STATED GOAL
Below are the records; reproduce all of them exactly but without any images.
---+---
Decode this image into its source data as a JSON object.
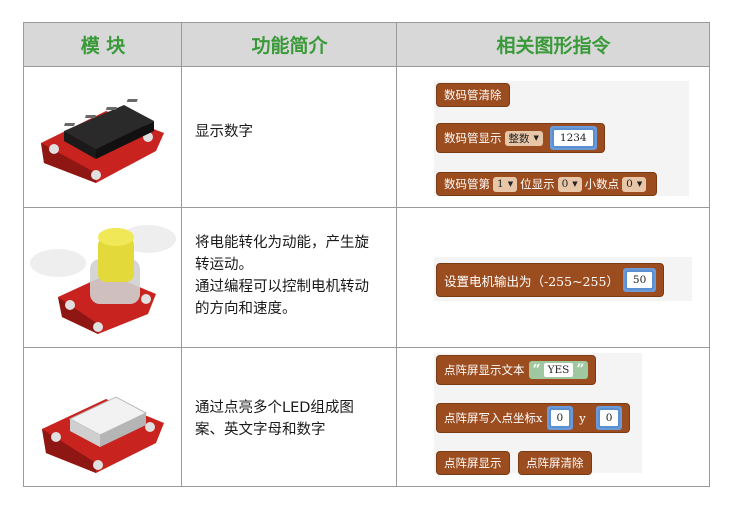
{
  "header": {
    "col_module": "模 块",
    "col_intro": "功能简介",
    "col_blocks": "相关图形指令"
  },
  "rows": [
    {
      "module_name": "seven-segment-display-module",
      "intro_lines": [
        "显示数字"
      ],
      "blocks": {
        "clear": "数码管清除",
        "display_label": "数码管显示",
        "display_type": "整数",
        "display_value": "1234",
        "pos_prefix": "数码管第",
        "pos_index": "1",
        "pos_middle": "位显示",
        "pos_value": "0",
        "pos_dot_label": "小数点",
        "pos_dot": "0"
      }
    },
    {
      "module_name": "motor-fan-module",
      "intro_lines": [
        "将电能转化为动能，产生旋",
        "转运动。",
        "通过编程可以控制电机转动",
        "的方向和速度。"
      ],
      "blocks": {
        "motor_label": "设置电机输出为（-255~255）",
        "motor_value": "50"
      }
    },
    {
      "module_name": "led-dot-matrix-module",
      "intro_lines": [
        "通过点亮多个LED组成图",
        "案、英文字母和数字"
      ],
      "blocks": {
        "text_label": "点阵屏显示文本",
        "text_value": "YES",
        "point_label": "点阵屏写入点坐标x",
        "x_value": "0",
        "y_label": "y",
        "y_value": "0",
        "show": "点阵屏显示",
        "clear": "点阵屏清除"
      }
    }
  ],
  "colors": {
    "header_text": "#3a9a3a",
    "block_brown": "#9c4d1f",
    "board_red": "#c8231f"
  }
}
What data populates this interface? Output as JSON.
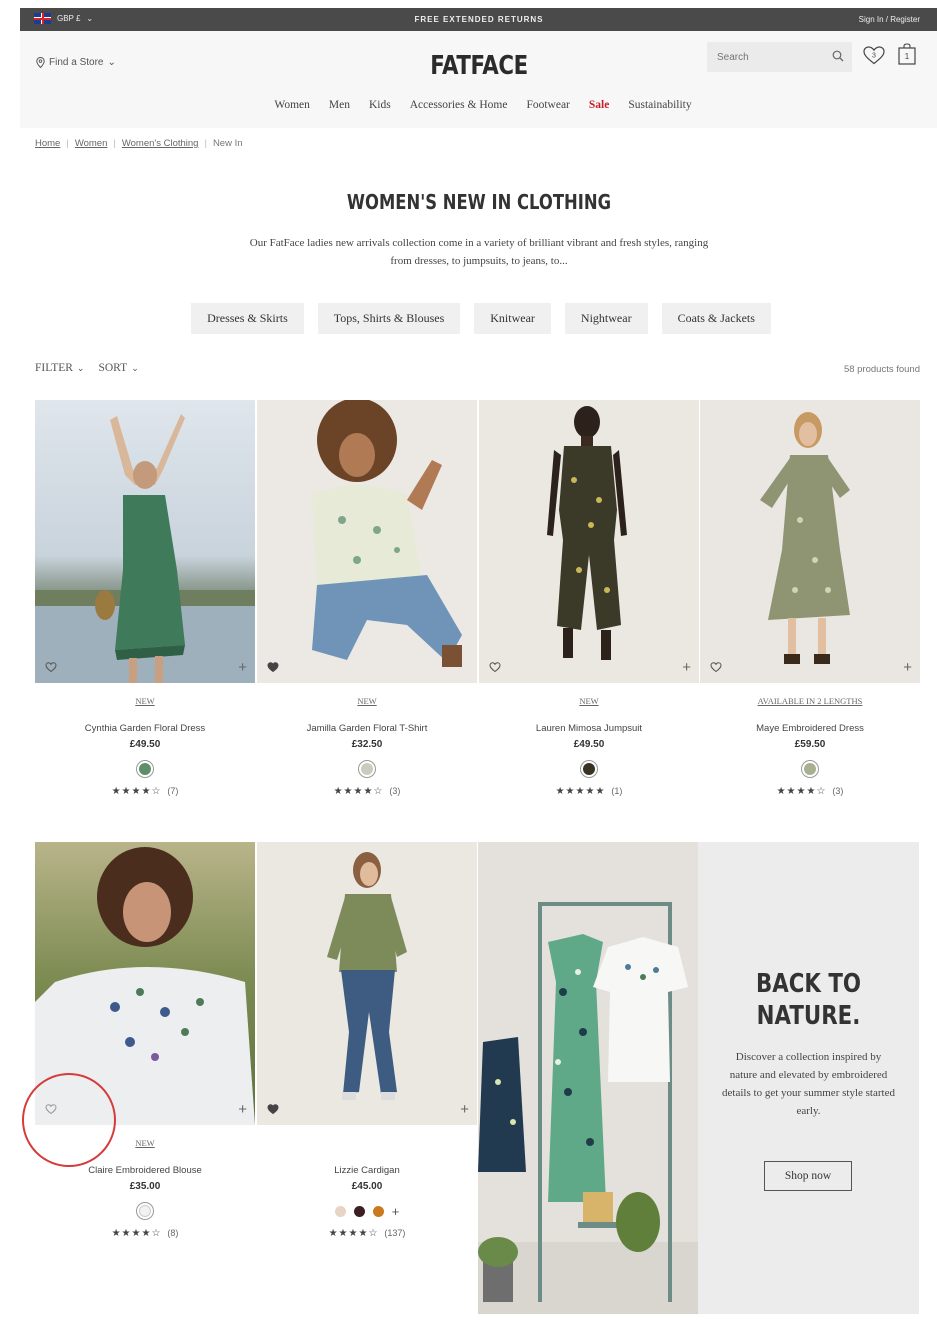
{
  "topbar": {
    "currency": "GBP £",
    "promo": "FREE EXTENDED RETURNS",
    "signin": "Sign In / Register"
  },
  "header": {
    "find_store": "Find a Store",
    "logo": "FATFACE",
    "search_placeholder": "Search",
    "wishlist_count": "3",
    "bag_count": "1"
  },
  "nav": [
    "Women",
    "Men",
    "Kids",
    "Accessories & Home",
    "Footwear",
    "Sale",
    "Sustainability"
  ],
  "breadcrumb": [
    "Home",
    "Women",
    "Women's Clothing",
    "New In"
  ],
  "page": {
    "title": "WOMEN'S NEW IN CLOTHING",
    "intro": "Our FatFace ladies new arrivals collection come in a variety of brilliant vibrant and fresh styles, ranging from dresses, to jumpsuits, to jeans, to..."
  },
  "categories": [
    "Dresses & Skirts",
    "Tops, Shirts & Blouses",
    "Knitwear",
    "Nightwear",
    "Coats & Jackets"
  ],
  "toolbar": {
    "filter": "FILTER",
    "sort": "SORT",
    "count": "58 products found"
  },
  "products": [
    {
      "badge": "NEW",
      "name": "Cynthia Garden Floral Dress",
      "price": "£49.50",
      "stars": "★★★★☆",
      "reviews": "(7)",
      "swatches": [
        "#5f8f6a"
      ]
    },
    {
      "badge": "NEW",
      "name": "Jamilla Garden Floral T-Shirt",
      "price": "£32.50",
      "stars": "★★★★☆",
      "reviews": "(3)",
      "swatches": [
        "#c9cdbd"
      ]
    },
    {
      "badge": "NEW",
      "name": "Lauren Mimosa Jumpsuit",
      "price": "£49.50",
      "stars": "★★★★★",
      "reviews": "(1)",
      "swatches": [
        "#3a3324"
      ]
    },
    {
      "badge": "AVAILABLE IN 2 LENGTHS",
      "name": "Maye Embroidered Dress",
      "price": "£59.50",
      "stars": "★★★★☆",
      "reviews": "(3)",
      "swatches": [
        "#a7b08f"
      ]
    },
    {
      "badge": "NEW",
      "name": "Claire Embroidered Blouse",
      "price": "£35.00",
      "stars": "★★★★☆",
      "reviews": "(8)",
      "swatches": [
        "#f2f2f2"
      ]
    },
    {
      "badge": "",
      "name": "Lizzie Cardigan",
      "price": "£45.00",
      "stars": "★★★★☆",
      "reviews": "(137)",
      "swatches": [
        "#e8d3c6",
        "#3b1f22",
        "#c87a1e"
      ]
    }
  ],
  "editorial": {
    "title_line1": "BACK TO",
    "title_line2": "NATURE.",
    "body": "Discover a collection inspired by nature and elevated by embroidered details to get your summer style started early.",
    "cta": "Shop now"
  },
  "colors": {
    "topbar_bg": "#4a4a4a",
    "sale_red": "#c41e2a",
    "annotation_red": "#d63a3a"
  }
}
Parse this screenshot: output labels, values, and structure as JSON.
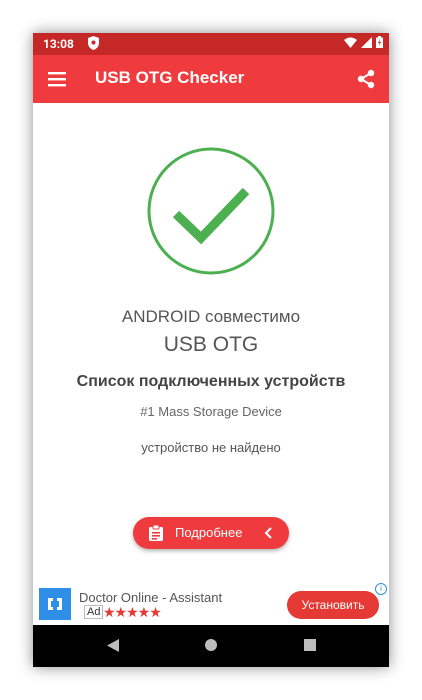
{
  "status_bar": {
    "time": "13:08"
  },
  "app_bar": {
    "title": "USB OTG Checker"
  },
  "result": {
    "compatible_line1": "ANDROID совместимо",
    "compatible_line2": "USB OTG"
  },
  "devices": {
    "title": "Список подключенных устройств",
    "items": [
      "#1 Mass Storage Device"
    ],
    "status": "устройство не найдено"
  },
  "details_button": {
    "label": "Подробнее"
  },
  "ad": {
    "name": "Doctor Online -  Assistant",
    "badge": "Ad",
    "rating_stars": "★★★★★",
    "install_label": "Установить",
    "info_glyph": "i"
  },
  "colors": {
    "app_bar": "#ef3b3d",
    "status_bar": "#c62828",
    "check": "#4caf50",
    "ad_logo": "#2f8ee5"
  }
}
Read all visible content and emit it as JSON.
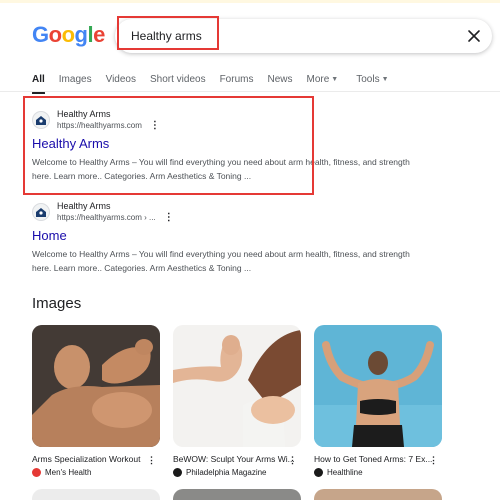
{
  "logo": {
    "letters": [
      "G",
      "o",
      "o",
      "g",
      "l",
      "e"
    ]
  },
  "search": {
    "query": "Healthy arms",
    "close_icon": "close-icon"
  },
  "tabs": [
    {
      "label": "All",
      "active": true
    },
    {
      "label": "Images"
    },
    {
      "label": "Videos"
    },
    {
      "label": "Short videos"
    },
    {
      "label": "Forums"
    },
    {
      "label": "News"
    },
    {
      "label": "More",
      "has_caret": true
    },
    {
      "label": "Tools",
      "has_caret": true
    }
  ],
  "results": [
    {
      "site_name": "Healthy Arms",
      "url": "https://healthyarms.com",
      "title": "Healthy Arms",
      "snippet_line1": "Welcome to Healthy Arms – You will find everything you need about arm health, fitness, and strength",
      "snippet_line2": "here. Learn more.. Categories. Arm Aesthetics & Toning ..."
    },
    {
      "site_name": "Healthy Arms",
      "url": "https://healthyarms.com › ...",
      "title": "Home",
      "snippet_line1": "Welcome to Healthy Arms – You will find everything you need about arm health, fitness, and strength",
      "snippet_line2": "here. Learn more.. Categories. Arm Aesthetics & Toning ..."
    }
  ],
  "images_section": {
    "heading": "Images",
    "cards": [
      {
        "title": "Arms Specialization Workout",
        "source": "Men's Health",
        "source_color": "#e53935"
      },
      {
        "title": "BeWOW: Sculpt Your Arms Wi...",
        "source": "Philadelphia Magazine",
        "source_color": "#1a1a1a"
      },
      {
        "title": "How to Get Toned Arms: 7 Ex...",
        "source": "Healthline",
        "source_color": "#1a1a1a"
      }
    ]
  },
  "colors": {
    "highlight": "#e53935",
    "link": "#1a0dab",
    "accent": "#4285f4"
  }
}
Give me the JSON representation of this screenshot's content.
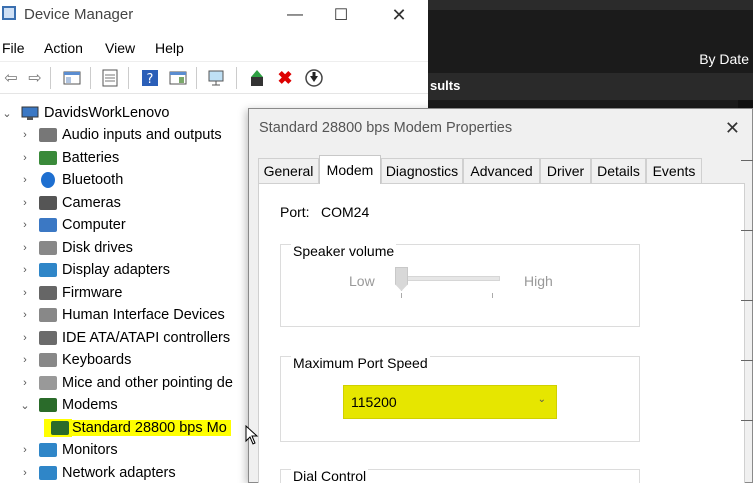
---+---
WRITTEN ANSWER
Decode this image into its source data as a JSON object.
{
  "header": {
    "col_module": "模 块",
    "col_intro": "功能简介",
    "col_blocks": "相关图形指令"
  },
  "rows": [
    {
      "module_name": "seven-segment-display-module",
      "intro_lines": [
        "显示数字"
      ],
      "blocks": {
        "clear": "数码管清除",
        "display_label": "数码管显示",
        "display_type": "整数",
        "display_value": "1234",
        "pos_prefix": "数码管第",
        "pos_index": "1",
        "pos_middle": "位显示",
        "pos_value": "0",
        "pos_dot_label": "小数点",
        "pos_dot": "0"
      }
    },
    {
      "module_name": "motor-fan-module",
      "intro_lines": [
        "将电能转化为动能，产生旋",
        "转运动。",
        "通过编程可以控制电机转动",
        "的方向和速度。"
      ],
      "blocks": {
        "motor_label": "设置电机输出为（-255~255）",
        "motor_value": "50"
      }
    },
    {
      "module_name": "led-dot-matrix-module",
      "intro_lines": [
        "通过点亮多个LED组成图",
        "案、英文字母和数字"
      ],
      "blocks": {
        "text_label": "点阵屏显示文本",
        "text_value": "YES",
        "point_label": "点阵屏写入点坐标x",
        "x_value": "0",
        "y_label": "y",
        "y_value": "0",
        "show": "点阵屏显示",
        "clear": "点阵屏清除"
      }
    }
  ],
  "colors": {
    "header_text": "#3a9a3a",
    "block_brown": "#9c4d1f",
    "board_red": "#c8231f"
  }
}
What data populates this interface? Output as JSON.
{
  "topbar": {
    "currency": "GBP £",
    "promo": "FREE EXTENDED RETURNS",
    "signin": "Sign In / Register"
  },
  "header": {
    "find_store": "Find a Store",
    "logo": "FATFACE",
    "search_placeholder": "Search",
    "wishlist_count": "3",
    "bag_count": "1"
  },
  "nav": [
    "Women",
    "Men",
    "Kids",
    "Accessories & Home",
    "Footwear",
    "Sale",
    "Sustainability"
  ],
  "breadcrumb": [
    "Home",
    "Women",
    "Women's Clothing",
    "New In"
  ],
  "page": {
    "title": "WOMEN'S NEW IN CLOTHING",
    "intro": "Our FatFace ladies new arrivals collection come in a variety of brilliant vibrant and fresh styles, ranging from dresses, to jumpsuits, to jeans, to..."
  },
  "categories": [
    "Dresses & Skirts",
    "Tops, Shirts & Blouses",
    "Knitwear",
    "Nightwear",
    "Coats & Jackets"
  ],
  "toolbar": {
    "filter": "FILTER",
    "sort": "SORT",
    "count": "58 products found"
  },
  "products": [
    {
      "badge": "NEW",
      "name": "Cynthia Garden Floral Dress",
      "price": "£49.50",
      "stars": "★★★★☆",
      "reviews": "(7)",
      "swatches": [
        "#5f8f6a"
      ]
    },
    {
      "badge": "NEW",
      "name": "Jamilla Garden Floral T-Shirt",
      "price": "£32.50",
      "stars": "★★★★☆",
      "reviews": "(3)",
      "swatches": [
        "#c9cdbd"
      ]
    },
    {
      "badge": "NEW",
      "name": "Lauren Mimosa Jumpsuit",
      "price": "£49.50",
      "stars": "★★★★★",
      "reviews": "(1)",
      "swatches": [
        "#3a3324"
      ]
    },
    {
      "badge": "AVAILABLE IN 2 LENGTHS",
      "name": "Maye Embroidered Dress",
      "price": "£59.50",
      "stars": "★★★★☆",
      "reviews": "(3)",
      "swatches": [
        "#a7b08f"
      ]
    },
    {
      "badge": "NEW",
      "name": "Claire Embroidered Blouse",
      "price": "£35.00",
      "stars": "★★★★☆",
      "reviews": "(8)",
      "swatches": [
        "#f2f2f2"
      ]
    },
    {
      "badge": "",
      "name": "Lizzie Cardigan",
      "price": "£45.00",
      "stars": "★★★★☆",
      "reviews": "(137)",
      "swatches": [
        "#e8d3c6",
        "#3b1f22",
        "#c87a1e"
      ]
    }
  ],
  "editorial": {
    "title_line1": "BACK TO",
    "title_line2": "NATURE.",
    "body": "Discover a collection inspired by nature and elevated by embroidered details to get your summer style started early.",
    "cta": "Shop now"
  },
  "colors": {
    "topbar_bg": "#4a4a4a",
    "sale_red": "#c41e2a",
    "annotation_red": "#d63a3a"
  }
}
Parse this screenshot: output labels, values, and structure as JSON.
{
  "status_bar": {
    "time": "13:08"
  },
  "app_bar": {
    "title": "USB OTG Checker"
  },
  "result": {
    "compatible_line1": "ANDROID совместимо",
    "compatible_line2": "USB OTG"
  },
  "devices": {
    "title": "Список подключенных устройств",
    "items": [
      "#1 Mass Storage Device"
    ],
    "status": "устройство не найдено"
  },
  "details_button": {
    "label": "Подробнее"
  },
  "ad": {
    "name": "Doctor Online -  Assistant",
    "badge": "Ad",
    "rating_stars": "★★★★★",
    "install_label": "Установить",
    "info_glyph": "i"
  },
  "colors": {
    "app_bar": "#ef3b3d",
    "status_bar": "#c62828",
    "check": "#4caf50",
    "ad_logo": "#2f8ee5"
  }
}
Read all visible content and emit it as JSON.
{
  "logo": {
    "letters": [
      "G",
      "o",
      "o",
      "g",
      "l",
      "e"
    ]
  },
  "search": {
    "query": "Healthy arms",
    "close_icon": "close-icon"
  },
  "tabs": [
    {
      "label": "All",
      "active": true
    },
    {
      "label": "Images"
    },
    {
      "label": "Videos"
    },
    {
      "label": "Short videos"
    },
    {
      "label": "Forums"
    },
    {
      "label": "News"
    },
    {
      "label": "More",
      "has_caret": true
    },
    {
      "label": "Tools",
      "has_caret": true
    }
  ],
  "results": [
    {
      "site_name": "Healthy Arms",
      "url": "https://healthyarms.com",
      "title": "Healthy Arms",
      "snippet_line1": "Welcome to Healthy Arms – You will find everything you need about arm health, fitness, and strength",
      "snippet_line2": "here. Learn more.. Categories. Arm Aesthetics & Toning ..."
    },
    {
      "site_name": "Healthy Arms",
      "url": "https://healthyarms.com › ...",
      "title": "Home",
      "snippet_line1": "Welcome to Healthy Arms – You will find everything you need about arm health, fitness, and strength",
      "snippet_line2": "here. Learn more.. Categories. Arm Aesthetics & Toning ..."
    }
  ],
  "images_section": {
    "heading": "Images",
    "cards": [
      {
        "title": "Arms Specialization Workout",
        "source": "Men's Health",
        "source_color": "#e53935"
      },
      {
        "title": "BeWOW: Sculpt Your Arms Wi...",
        "source": "Philadelphia Magazine",
        "source_color": "#1a1a1a"
      },
      {
        "title": "How to Get Toned Arms: 7 Ex...",
        "source": "Healthline",
        "source_color": "#1a1a1a"
      }
    ]
  },
  "colors": {
    "highlight": "#e53935",
    "link": "#1a0dab",
    "accent": "#4285f4"
  }
}
Give me the JSON representation of this screenshot's content.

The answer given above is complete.